▶ _Task description_
Reproduce the records below exactly; no pictures.

▶ _Data in this exercise_
*****
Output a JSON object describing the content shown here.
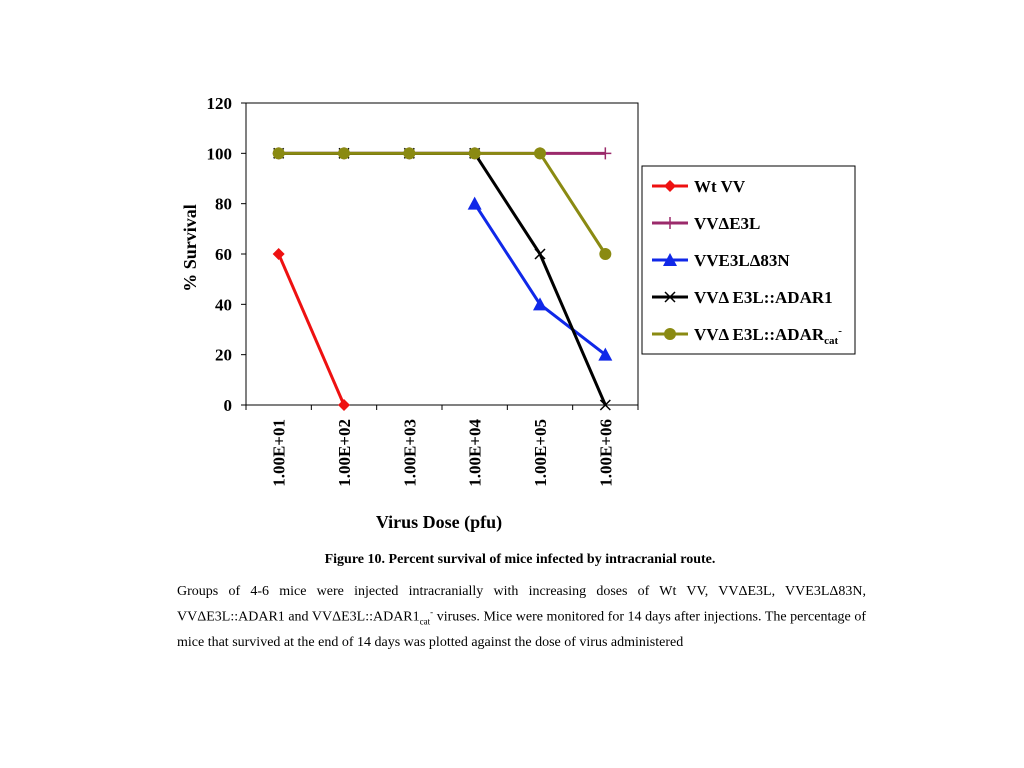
{
  "chart_data": {
    "type": "line",
    "x_categories": [
      "1.00E+01",
      "1.00E+02",
      "1.00E+03",
      "1.00E+04",
      "1.00E+05",
      "1.00E+06"
    ],
    "ylabel": "% Survival",
    "xlabel": "Virus Dose (pfu)",
    "ylim": [
      0,
      120
    ],
    "yticks": [
      0,
      20,
      40,
      60,
      80,
      100,
      120
    ],
    "grid": false,
    "legend_position": "right",
    "series": [
      {
        "name": "Wt VV",
        "color": "#ee1111",
        "marker": "diamond",
        "points": [
          [
            0,
            60
          ],
          [
            1,
            0
          ]
        ]
      },
      {
        "name": "VVΔE3L",
        "color": "#9b2a6b",
        "marker": "plus",
        "points": [
          [
            0,
            100
          ],
          [
            1,
            100
          ],
          [
            2,
            100
          ],
          [
            3,
            100
          ],
          [
            4,
            100
          ],
          [
            5,
            100
          ]
        ]
      },
      {
        "name": "VVE3LΔ83N",
        "color": "#1028e8",
        "marker": "triangle",
        "points": [
          [
            3,
            80
          ],
          [
            4,
            40
          ],
          [
            5,
            20
          ]
        ]
      },
      {
        "name": "VVΔ E3L::ADAR1",
        "color": "#000000",
        "marker": "x",
        "points": [
          [
            0,
            100
          ],
          [
            1,
            100
          ],
          [
            2,
            100
          ],
          [
            3,
            100
          ],
          [
            4,
            60
          ],
          [
            5,
            0
          ]
        ]
      },
      {
        "name": "VVΔ E3L::ADAR",
        "name_sub": "cat",
        "name_sup": "-",
        "color": "#8a8a12",
        "marker": "circle",
        "points": [
          [
            0,
            100
          ],
          [
            1,
            100
          ],
          [
            2,
            100
          ],
          [
            3,
            100
          ],
          [
            4,
            100
          ],
          [
            5,
            60
          ]
        ]
      }
    ]
  },
  "caption": "Figure 10. Percent survival of mice infected by intracranial route.",
  "description": {
    "part1": "Groups of 4-6 mice were injected intracranially with increasing doses of Wt VV, VVΔE3L, VVE3LΔ83N, VVΔE3L::ADAR1 and VVΔE3L::ADAR1",
    "sub": "cat",
    "sup": "-",
    "part2": " viruses.  Mice were monitored for 14 days after injections.  The percentage of mice that survived at the end of 14 days was plotted against the dose of virus administered"
  }
}
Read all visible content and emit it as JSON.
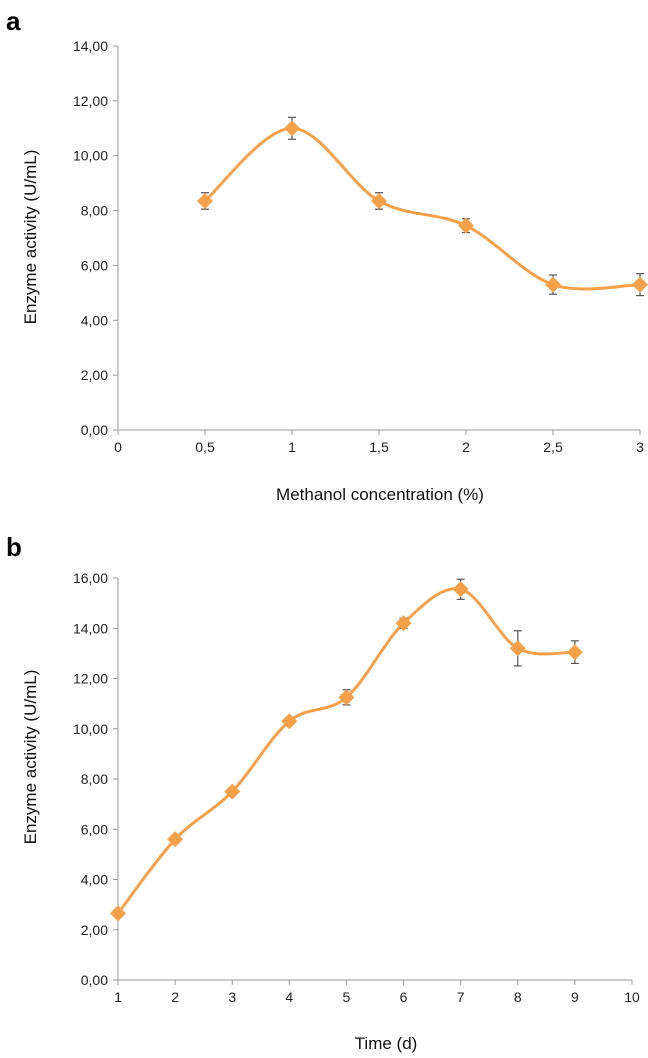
{
  "colors": {
    "series": "#F7A04A",
    "axis": "#9a9a9a",
    "error_bar": "#555555"
  },
  "chart_data": [
    {
      "panel": "a",
      "type": "line",
      "xlabel": "Methanol concentration (%)",
      "ylabel": "Enzyme activity (U/mL)",
      "xlim": [
        0,
        3
      ],
      "ylim": [
        0,
        14
      ],
      "x_ticks": [
        "0",
        "0,5",
        "1",
        "1,5",
        "2",
        "2,5",
        "3"
      ],
      "y_ticks": [
        "0,00",
        "2,00",
        "4,00",
        "6,00",
        "8,00",
        "10,00",
        "12,00",
        "14,00"
      ],
      "x": [
        0.5,
        1,
        1.5,
        2,
        2.5,
        3
      ],
      "values": [
        8.35,
        11.0,
        8.35,
        7.45,
        5.3,
        5.3
      ],
      "errors": [
        0.3,
        0.4,
        0.3,
        0.25,
        0.35,
        0.4
      ],
      "marker": "diamond",
      "smooth": true,
      "grid": false
    },
    {
      "panel": "b",
      "type": "line",
      "xlabel": "Time (d)",
      "ylabel": "Enzyme activity (U/mL)",
      "xlim": [
        1,
        10
      ],
      "ylim": [
        0,
        16
      ],
      "x_ticks": [
        "1",
        "2",
        "3",
        "4",
        "5",
        "6",
        "7",
        "8",
        "9",
        "10"
      ],
      "y_ticks": [
        "0,00",
        "2,00",
        "4,00",
        "6,00",
        "8,00",
        "10,00",
        "12,00",
        "14,00",
        "16,00"
      ],
      "x": [
        1,
        2,
        3,
        4,
        5,
        6,
        7,
        8,
        9
      ],
      "values": [
        2.65,
        5.6,
        7.5,
        10.3,
        11.25,
        14.2,
        15.55,
        13.2,
        13.05
      ],
      "errors": [
        0.1,
        0.15,
        0.15,
        0.15,
        0.3,
        0.2,
        0.4,
        0.7,
        0.45
      ],
      "marker": "diamond",
      "smooth": true,
      "grid": false
    }
  ]
}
*****
▶ _Solution to the exercise_
Output a JSON object describing the content shown here.
{
  "chart_data": {
    "type": "line",
    "x_categories": [
      "1.00E+01",
      "1.00E+02",
      "1.00E+03",
      "1.00E+04",
      "1.00E+05",
      "1.00E+06"
    ],
    "ylabel": "% Survival",
    "xlabel": "Virus Dose (pfu)",
    "ylim": [
      0,
      120
    ],
    "yticks": [
      0,
      20,
      40,
      60,
      80,
      100,
      120
    ],
    "grid": false,
    "legend_position": "right",
    "series": [
      {
        "name": "Wt VV",
        "color": "#ee1111",
        "marker": "diamond",
        "points": [
          [
            0,
            60
          ],
          [
            1,
            0
          ]
        ]
      },
      {
        "name": "VVΔE3L",
        "color": "#9b2a6b",
        "marker": "plus",
        "points": [
          [
            0,
            100
          ],
          [
            1,
            100
          ],
          [
            2,
            100
          ],
          [
            3,
            100
          ],
          [
            4,
            100
          ],
          [
            5,
            100
          ]
        ]
      },
      {
        "name": "VVE3LΔ83N",
        "color": "#1028e8",
        "marker": "triangle",
        "points": [
          [
            3,
            80
          ],
          [
            4,
            40
          ],
          [
            5,
            20
          ]
        ]
      },
      {
        "name": "VVΔ E3L::ADAR1",
        "color": "#000000",
        "marker": "x",
        "points": [
          [
            0,
            100
          ],
          [
            1,
            100
          ],
          [
            2,
            100
          ],
          [
            3,
            100
          ],
          [
            4,
            60
          ],
          [
            5,
            0
          ]
        ]
      },
      {
        "name": "VVΔ E3L::ADAR",
        "name_sub": "cat",
        "name_sup": "-",
        "color": "#8a8a12",
        "marker": "circle",
        "points": [
          [
            0,
            100
          ],
          [
            1,
            100
          ],
          [
            2,
            100
          ],
          [
            3,
            100
          ],
          [
            4,
            100
          ],
          [
            5,
            60
          ]
        ]
      }
    ]
  },
  "caption": "Figure 10. Percent survival of mice infected by intracranial route.",
  "description": {
    "part1": "Groups of 4-6 mice were injected intracranially with increasing doses of Wt VV, VVΔE3L, VVE3LΔ83N, VVΔE3L::ADAR1 and VVΔE3L::ADAR1",
    "sub": "cat",
    "sup": "-",
    "part2": " viruses.  Mice were monitored for 14 days after injections.  The percentage of mice that survived at the end of 14 days was plotted against the dose of virus administered"
  }
}
Read all visible content and emit it as JSON.
{
  "colors": {
    "series": "#F7A04A",
    "axis": "#9a9a9a",
    "error_bar": "#555555"
  },
  "chart_data": [
    {
      "panel": "a",
      "type": "line",
      "xlabel": "Methanol concentration (%)",
      "ylabel": "Enzyme activity (U/mL)",
      "xlim": [
        0,
        3
      ],
      "ylim": [
        0,
        14
      ],
      "x_ticks": [
        "0",
        "0,5",
        "1",
        "1,5",
        "2",
        "2,5",
        "3"
      ],
      "y_ticks": [
        "0,00",
        "2,00",
        "4,00",
        "6,00",
        "8,00",
        "10,00",
        "12,00",
        "14,00"
      ],
      "x": [
        0.5,
        1,
        1.5,
        2,
        2.5,
        3
      ],
      "values": [
        8.35,
        11.0,
        8.35,
        7.45,
        5.3,
        5.3
      ],
      "errors": [
        0.3,
        0.4,
        0.3,
        0.25,
        0.35,
        0.4
      ],
      "marker": "diamond",
      "smooth": true,
      "grid": false
    },
    {
      "panel": "b",
      "type": "line",
      "xlabel": "Time (d)",
      "ylabel": "Enzyme activity (U/mL)",
      "xlim": [
        1,
        10
      ],
      "ylim": [
        0,
        16
      ],
      "x_ticks": [
        "1",
        "2",
        "3",
        "4",
        "5",
        "6",
        "7",
        "8",
        "9",
        "10"
      ],
      "y_ticks": [
        "0,00",
        "2,00",
        "4,00",
        "6,00",
        "8,00",
        "10,00",
        "12,00",
        "14,00",
        "16,00"
      ],
      "x": [
        1,
        2,
        3,
        4,
        5,
        6,
        7,
        8,
        9
      ],
      "values": [
        2.65,
        5.6,
        7.5,
        10.3,
        11.25,
        14.2,
        15.55,
        13.2,
        13.05
      ],
      "errors": [
        0.1,
        0.15,
        0.15,
        0.15,
        0.3,
        0.2,
        0.4,
        0.7,
        0.45
      ],
      "marker": "diamond",
      "smooth": true,
      "grid": false
    }
  ]
}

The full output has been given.